EXERCISE DIRECTIONS
Take the data below and filter it for lines containing the word "accueillant"; show each line found.

(Entries taken from a collection)
======

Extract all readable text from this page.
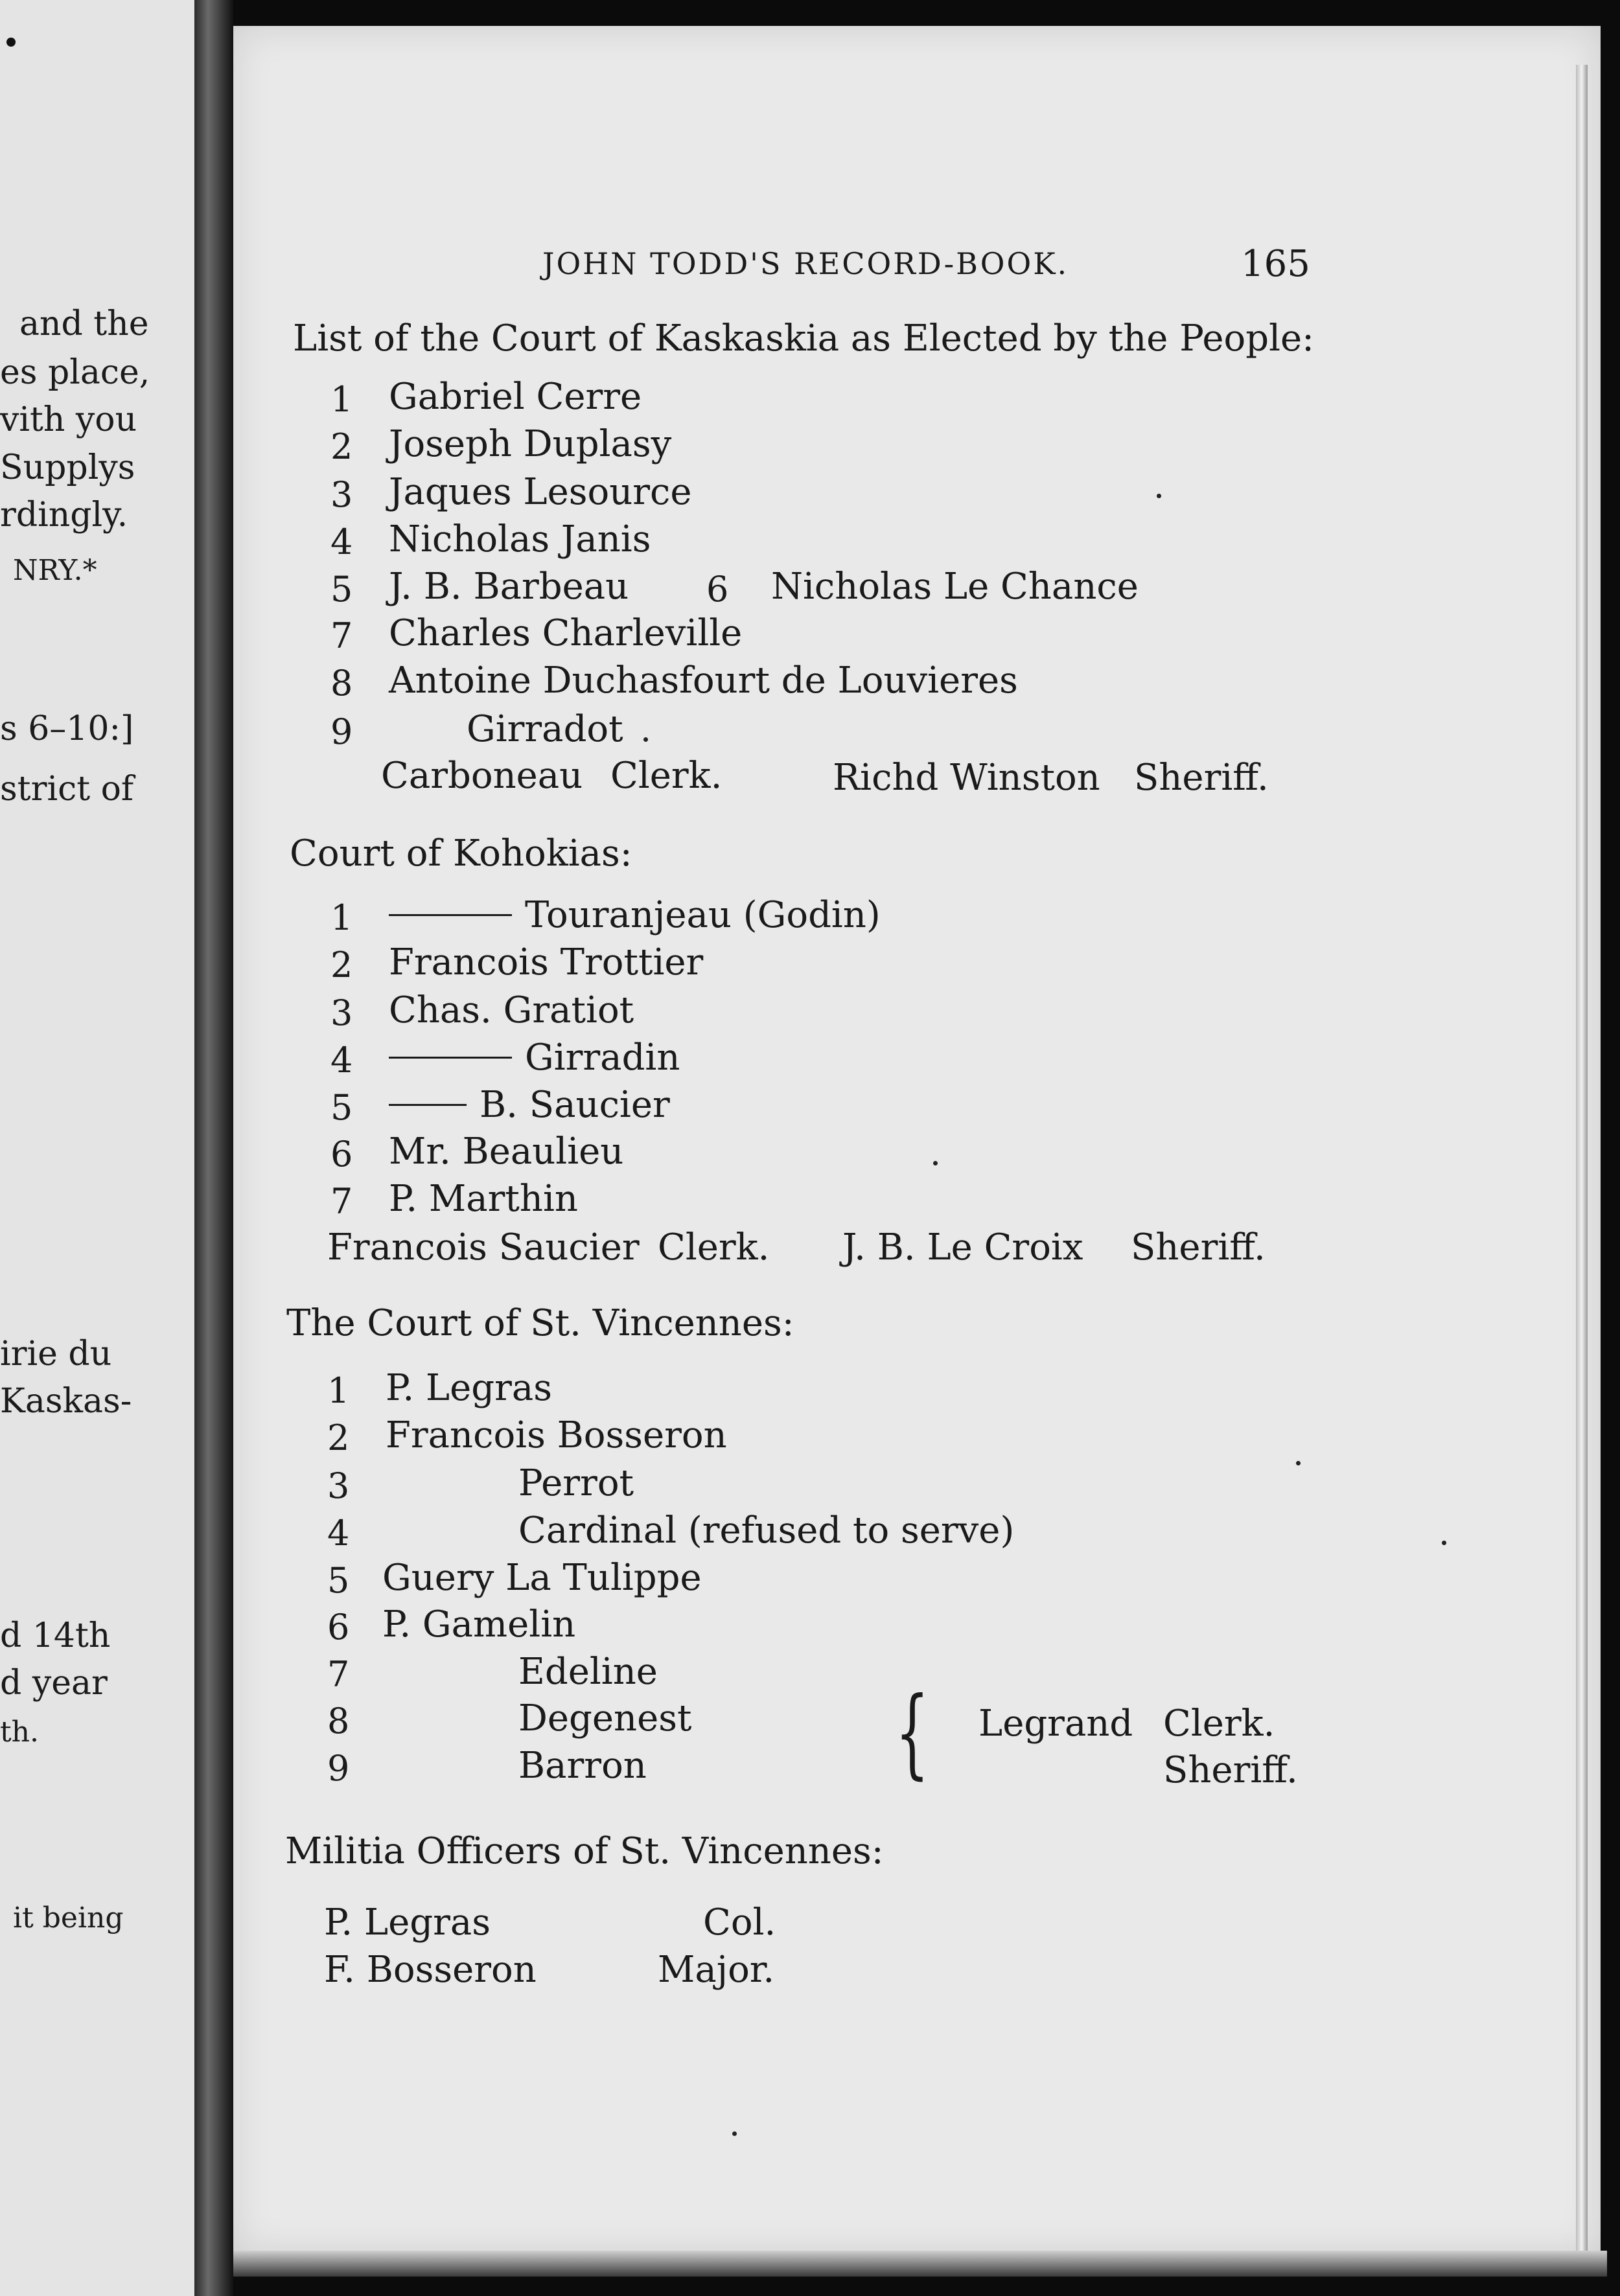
and the
es place,
vith you
Supplys
rdingly.
NRY.*
s 6–10:]
strict of
irie du
Kaskas-
d 14th
d year
th.
it being
JOHN TODD'S RECORD-BOOK.	165
List of the Court of Kaskaskia as Elected by the People:
1 Gabriel Cerre
2 Joseph Duplasy
3 Jaques Lesource
4 Nicholas Janis
5 J. B. Barbeau 6 Nicholas Le Chance
7 Charles Charleville
8 Antoine Duchasfourt de Louvieres
9	Girradot
Carboneau Clerk.	Richd Winston Sheriff.
Court of Kohokias:
1	Touranjeau (Godin)
2 Francois Trottier
3 Chas. Gratiot
4	Girradin
5	B. Saucier
6 Mr. Beaulieu
7 P. Marthin
Francois Saucier Clerk. J. B. Le Croix Sheriff.
The Court of St. Vincennes:
1 P. Legras
2 Francois Bosseron
3	Perrot
4	Cardinal (refused to serve)
5 Guery La Tulippe
6 P. Gamelin
7	Edeline
8	Degenest
9	Barron	{ Legrand Clerk.
Sheriff.
Militia Officers of St. Vincennes:
P. Legras	Col.
F. Bosseron	Major.
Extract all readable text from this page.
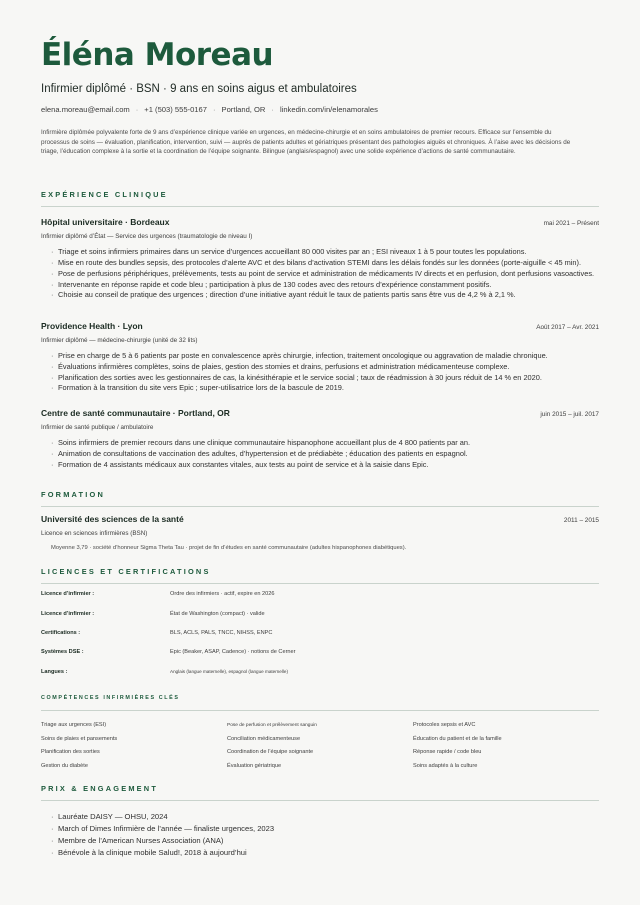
Éléna Moreau
Infirmier diplômé · BSN · 9 ans en soins aigus et ambulatoires
elena.moreau@email.com · +1 (503) 555-0167 · Portland, OR · linkedin.com/in/elenamorales

Infirmière diplômée polyvalente forte de 9 ans d’expérience clinique variée en urgences, en médecine-chirurgie et en soins ambulatoires de premier recours. Efficace sur l’ensemble du processus de soins — évaluation, planification, intervention, suivi — auprès de patients adultes et gériatriques présentant des pathologies aiguës et chroniques. À l’aise avec les décisions de triage, l’éducation complexe à la sortie et la coordination de l’équipe soignante. Bilingue (anglais/espagnol) avec une solide expérience d’actions de santé communautaire.

EXPÉRIENCE CLINIQUE
Hôpital universitaire · Bordeaux	mai 2021 – Présent
Infirmier diplômé d’État — Service des urgences (traumatologie de niveau I)
· Triage et soins infirmiers primaires dans un service d’urgences accueillant 80 000 visites par an ; ESI niveaux 1 à 5 pour toutes les populations.
· Mise en route des bundles sepsis, des protocoles d’alerte AVC et des bilans d’activation STEMI dans les délais fondés sur les données (porte-aiguille < 45 min).
· Pose de perfusions périphériques, prélèvements, tests au point de service et administration de médicaments IV directs et en perfusion, dont perfusions vasoactives.
· Intervenante en réponse rapide et code bleu ; participation à plus de 130 codes avec des retours d’expérience constamment positifs.
· Choisie au conseil de pratique des urgences ; direction d’une initiative ayant réduit le taux de patients partis sans être vus de 4,2 % à 2,1 %.
Providence Health · Lyon	Août 2017 – Avr. 2021
Infirmier diplômé — médecine-chirurgie (unité de 32 lits)
· Prise en charge de 5 à 6 patients par poste en convalescence après chirurgie, infection, traitement oncologique ou aggravation de maladie chronique.
· Évaluations infirmières complètes, soins de plaies, gestion des stomies et drains, perfusions et administration médicamenteuse complexe.
· Planification des sorties avec les gestionnaires de cas, la kinésithérapie et le service social ; taux de réadmission à 30 jours réduit de 14 % en 2020.
· Formation à la transition du site vers Epic ; super-utilisatrice lors de la bascule de 2019.
Centre de santé communautaire · Portland, OR	juin 2015 – juil. 2017
Infirmier de santé publique / ambulatoire
· Soins infirmiers de premier recours dans une clinique communautaire hispanophone accueillant plus de 4 800 patients par an.
· Animation de consultations de vaccination des adultes, d’hypertension et de prédiabète ; éducation des patients en espagnol.
· Formation de 4 assistants médicaux aux constantes vitales, aux tests au point de service et à la saisie dans Epic.
FORMATION
Université des sciences de la santé	2011 – 2015
Licence en sciences infirmières (BSN)
Moyenne 3,79 · société d’honneur Sigma Theta Tau · projet de fin d’études en santé communautaire (adultes hispanophones diabétiques).
LICENCES ET CERTIFICATIONS
Licence d’infirmier :	Ordre des infirmiers · actif, expire en 2026
Licence d’infirmier :	État de Washington (compact) · valide
Certifications :	BLS, ACLS, PALS, TNCC, NIHSS, ENPC
Systèmes DSE :	Epic (Beaker, ASAP, Cadence) · notions de Cerner
Langues :	Anglais (langue maternelle), espagnol (langue maternelle)
COMPÉTENCES INFIRMIÈRES CLÉS
Triage aux urgences (ESI)	Pose de perfusion et prélèvement sanguin	Protocoles sepsis et AVC
Soins de plaies et pansements	Conciliation médicamenteuse	Éducation du patient et de la famille
Planification des sorties	Coordination de l’équipe soignante	Réponse rapide / code bleu
Gestion du diabète	Évaluation gériatrique	Soins adaptés à la culture
PRIX & ENGAGEMENT
· Lauréate DAISY — OHSU, 2024
· March of Dimes Infirmière de l’année — finaliste urgences, 2023
· Membre de l’American Nurses Association (ANA)
· Bénévole à la clinique mobile Salud!, 2018 à aujourd’hui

======

EXERCISE RESULT
· Triage et soins infirmiers primaires dans un service d’urgences accueillant 80 000 visites par an ; ESI niveaux 1 à 5 pour toutes les populations.
· Soins infirmiers de premier recours dans une clinique communautaire hispanophone accueillant plus de 4 800 patients par an.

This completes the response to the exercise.